> _Exercise requirements_
Copy out every line of the data exactly.

** Start of Extracted material **

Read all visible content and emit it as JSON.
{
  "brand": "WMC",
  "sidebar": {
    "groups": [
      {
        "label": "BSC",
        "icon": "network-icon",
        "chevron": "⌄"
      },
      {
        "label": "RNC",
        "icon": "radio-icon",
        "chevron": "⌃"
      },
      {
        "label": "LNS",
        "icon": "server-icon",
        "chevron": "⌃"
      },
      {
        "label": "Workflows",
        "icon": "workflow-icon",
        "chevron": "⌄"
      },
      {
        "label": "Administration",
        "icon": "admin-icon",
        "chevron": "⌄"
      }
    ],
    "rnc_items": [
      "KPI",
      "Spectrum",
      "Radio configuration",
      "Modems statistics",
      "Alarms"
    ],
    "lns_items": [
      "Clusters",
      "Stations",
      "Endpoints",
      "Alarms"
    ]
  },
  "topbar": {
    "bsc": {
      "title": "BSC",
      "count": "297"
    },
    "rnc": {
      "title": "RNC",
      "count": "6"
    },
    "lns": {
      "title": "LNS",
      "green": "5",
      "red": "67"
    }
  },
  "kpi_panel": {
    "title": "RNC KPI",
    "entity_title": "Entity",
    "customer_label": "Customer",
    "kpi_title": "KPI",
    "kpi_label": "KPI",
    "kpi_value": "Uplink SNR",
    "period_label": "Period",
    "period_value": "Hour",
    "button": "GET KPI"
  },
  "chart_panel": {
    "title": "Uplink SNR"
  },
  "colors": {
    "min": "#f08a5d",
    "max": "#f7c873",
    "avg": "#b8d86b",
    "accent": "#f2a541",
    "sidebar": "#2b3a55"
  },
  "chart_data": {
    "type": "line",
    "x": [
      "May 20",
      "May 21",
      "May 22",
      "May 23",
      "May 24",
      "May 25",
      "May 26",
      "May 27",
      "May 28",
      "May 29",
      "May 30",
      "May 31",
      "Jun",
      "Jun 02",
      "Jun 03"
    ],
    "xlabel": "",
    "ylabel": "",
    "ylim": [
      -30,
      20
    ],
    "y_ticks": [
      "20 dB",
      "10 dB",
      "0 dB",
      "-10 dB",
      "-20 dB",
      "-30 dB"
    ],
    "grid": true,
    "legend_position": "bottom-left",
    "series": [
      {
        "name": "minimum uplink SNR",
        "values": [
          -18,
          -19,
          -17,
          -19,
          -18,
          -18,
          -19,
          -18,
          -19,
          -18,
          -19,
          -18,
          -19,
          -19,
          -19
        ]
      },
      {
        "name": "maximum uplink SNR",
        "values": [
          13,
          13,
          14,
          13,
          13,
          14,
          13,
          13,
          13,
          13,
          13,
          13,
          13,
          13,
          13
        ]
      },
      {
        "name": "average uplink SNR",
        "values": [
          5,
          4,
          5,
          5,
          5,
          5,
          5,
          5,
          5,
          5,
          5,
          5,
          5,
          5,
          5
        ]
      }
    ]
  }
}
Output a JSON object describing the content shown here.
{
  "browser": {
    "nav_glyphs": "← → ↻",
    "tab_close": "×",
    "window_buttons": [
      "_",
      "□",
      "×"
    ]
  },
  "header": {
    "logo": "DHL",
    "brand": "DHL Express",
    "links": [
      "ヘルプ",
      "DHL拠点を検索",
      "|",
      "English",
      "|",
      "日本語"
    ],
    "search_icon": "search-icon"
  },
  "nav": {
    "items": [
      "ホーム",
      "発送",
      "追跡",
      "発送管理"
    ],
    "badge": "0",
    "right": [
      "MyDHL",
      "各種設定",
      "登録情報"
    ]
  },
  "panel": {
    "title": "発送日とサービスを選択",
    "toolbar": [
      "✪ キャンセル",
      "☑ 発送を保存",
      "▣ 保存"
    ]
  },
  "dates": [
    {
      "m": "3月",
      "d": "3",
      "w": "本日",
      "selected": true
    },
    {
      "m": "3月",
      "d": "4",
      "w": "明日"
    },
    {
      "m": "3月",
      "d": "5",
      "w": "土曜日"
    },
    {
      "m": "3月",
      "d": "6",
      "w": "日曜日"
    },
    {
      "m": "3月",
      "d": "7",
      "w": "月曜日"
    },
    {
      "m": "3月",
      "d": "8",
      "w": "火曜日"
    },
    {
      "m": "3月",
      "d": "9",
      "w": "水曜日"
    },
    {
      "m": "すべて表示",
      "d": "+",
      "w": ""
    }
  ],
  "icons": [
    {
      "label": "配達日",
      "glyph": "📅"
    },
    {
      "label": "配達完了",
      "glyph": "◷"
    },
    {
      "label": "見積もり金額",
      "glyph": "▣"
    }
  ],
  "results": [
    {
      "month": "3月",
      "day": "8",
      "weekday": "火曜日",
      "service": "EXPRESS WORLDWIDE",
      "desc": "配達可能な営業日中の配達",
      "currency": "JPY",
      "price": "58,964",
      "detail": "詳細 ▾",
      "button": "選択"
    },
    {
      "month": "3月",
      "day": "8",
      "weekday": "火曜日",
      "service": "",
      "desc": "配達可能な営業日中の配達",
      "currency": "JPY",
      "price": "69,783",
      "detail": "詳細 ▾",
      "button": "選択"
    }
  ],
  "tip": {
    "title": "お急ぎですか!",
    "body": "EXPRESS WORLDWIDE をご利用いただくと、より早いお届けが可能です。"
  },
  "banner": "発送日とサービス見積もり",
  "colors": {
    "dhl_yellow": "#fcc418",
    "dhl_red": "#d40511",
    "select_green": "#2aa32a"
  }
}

** End of Extracted material **

> _Response below_
Read all visible content and emit it as JSON.
{
  "brand": "WMC",
  "sidebar": {
    "groups": [
      {
        "label": "BSC",
        "icon": "network-icon",
        "chevron": "⌄"
      },
      {
        "label": "RNC",
        "icon": "radio-icon",
        "chevron": "⌃"
      },
      {
        "label": "LNS",
        "icon": "server-icon",
        "chevron": "⌃"
      },
      {
        "label": "Workflows",
        "icon": "workflow-icon",
        "chevron": "⌄"
      },
      {
        "label": "Administration",
        "icon": "admin-icon",
        "chevron": "⌄"
      }
    ],
    "rnc_items": [
      "KPI",
      "Spectrum",
      "Radio configuration",
      "Modems statistics",
      "Alarms"
    ],
    "lns_items": [
      "Clusters",
      "Stations",
      "Endpoints",
      "Alarms"
    ]
  },
  "topbar": {
    "bsc": {
      "title": "BSC",
      "count": "297"
    },
    "rnc": {
      "title": "RNC",
      "count": "6"
    },
    "lns": {
      "title": "LNS",
      "green": "5",
      "red": "67"
    }
  },
  "kpi_panel": {
    "title": "RNC KPI",
    "entity_title": "Entity",
    "customer_label": "Customer",
    "kpi_title": "KPI",
    "kpi_label": "KPI",
    "kpi_value": "Uplink SNR",
    "period_label": "Period",
    "period_value": "Hour",
    "button": "GET KPI"
  },
  "chart_panel": {
    "title": "Uplink SNR"
  },
  "colors": {
    "min": "#f08a5d",
    "max": "#f7c873",
    "avg": "#b8d86b",
    "accent": "#f2a541",
    "sidebar": "#2b3a55"
  },
  "chart_data": {
    "type": "line",
    "x": [
      "May 20",
      "May 21",
      "May 22",
      "May 23",
      "May 24",
      "May 25",
      "May 26",
      "May 27",
      "May 28",
      "May 29",
      "May 30",
      "May 31",
      "Jun",
      "Jun 02",
      "Jun 03"
    ],
    "xlabel": "",
    "ylabel": "",
    "ylim": [
      -30,
      20
    ],
    "y_ticks": [
      "20 dB",
      "10 dB",
      "0 dB",
      "-10 dB",
      "-20 dB",
      "-30 dB"
    ],
    "grid": true,
    "legend_position": "bottom-left",
    "series": [
      {
        "name": "minimum uplink SNR",
        "values": [
          -18,
          -19,
          -17,
          -19,
          -18,
          -18,
          -19,
          -18,
          -19,
          -18,
          -19,
          -18,
          -19,
          -19,
          -19
        ]
      },
      {
        "name": "maximum uplink SNR",
        "values": [
          13,
          13,
          14,
          13,
          13,
          14,
          13,
          13,
          13,
          13,
          13,
          13,
          13,
          13,
          13
        ]
      },
      {
        "name": "average uplink SNR",
        "values": [
          5,
          4,
          5,
          5,
          5,
          5,
          5,
          5,
          5,
          5,
          5,
          5,
          5,
          5,
          5
        ]
      }
    ]
  }
}
Output a JSON object describing the content shown here.
{
  "browser": {
    "nav_glyphs": "← → ↻",
    "tab_close": "×",
    "window_buttons": [
      "_",
      "□",
      "×"
    ]
  },
  "header": {
    "logo": "DHL",
    "brand": "DHL Express",
    "links": [
      "ヘルプ",
      "DHL拠点を検索",
      "|",
      "English",
      "|",
      "日本語"
    ],
    "search_icon": "search-icon"
  },
  "nav": {
    "items": [
      "ホーム",
      "発送",
      "追跡",
      "発送管理"
    ],
    "badge": "0",
    "right": [
      "MyDHL",
      "各種設定",
      "登録情報"
    ]
  },
  "panel": {
    "title": "発送日とサービスを選択",
    "toolbar": [
      "✪ キャンセル",
      "☑ 発送を保存",
      "▣ 保存"
    ]
  },
  "dates": [
    {
      "m": "3月",
      "d": "3",
      "w": "本日",
      "selected": true
    },
    {
      "m": "3月",
      "d": "4",
      "w": "明日"
    },
    {
      "m": "3月",
      "d": "5",
      "w": "土曜日"
    },
    {
      "m": "3月",
      "d": "6",
      "w": "日曜日"
    },
    {
      "m": "3月",
      "d": "7",
      "w": "月曜日"
    },
    {
      "m": "3月",
      "d": "8",
      "w": "火曜日"
    },
    {
      "m": "3月",
      "d": "9",
      "w": "水曜日"
    },
    {
      "m": "すべて表示",
      "d": "+",
      "w": ""
    }
  ],
  "icons": [
    {
      "label": "配達日",
      "glyph": "📅"
    },
    {
      "label": "配達完了",
      "glyph": "◷"
    },
    {
      "label": "見積もり金額",
      "glyph": "▣"
    }
  ],
  "results": [
    {
      "month": "3月",
      "day": "8",
      "weekday": "火曜日",
      "service": "EXPRESS WORLDWIDE",
      "desc": "配達可能な営業日中の配達",
      "currency": "JPY",
      "price": "58,964",
      "detail": "詳細 ▾",
      "button": "選択"
    },
    {
      "month": "3月",
      "day": "8",
      "weekday": "火曜日",
      "service": "",
      "desc": "配達可能な営業日中の配達",
      "currency": "JPY",
      "price": "69,783",
      "detail": "詳細 ▾",
      "button": "選択"
    }
  ],
  "tip": {
    "title": "お急ぎですか!",
    "body": "EXPRESS WORLDWIDE をご利用いただくと、より早いお届けが可能です。"
  },
  "banner": "発送日とサービス見積もり",
  "colors": {
    "dhl_yellow": "#fcc418",
    "dhl_red": "#d40511",
    "select_green": "#2aa32a"
  }
}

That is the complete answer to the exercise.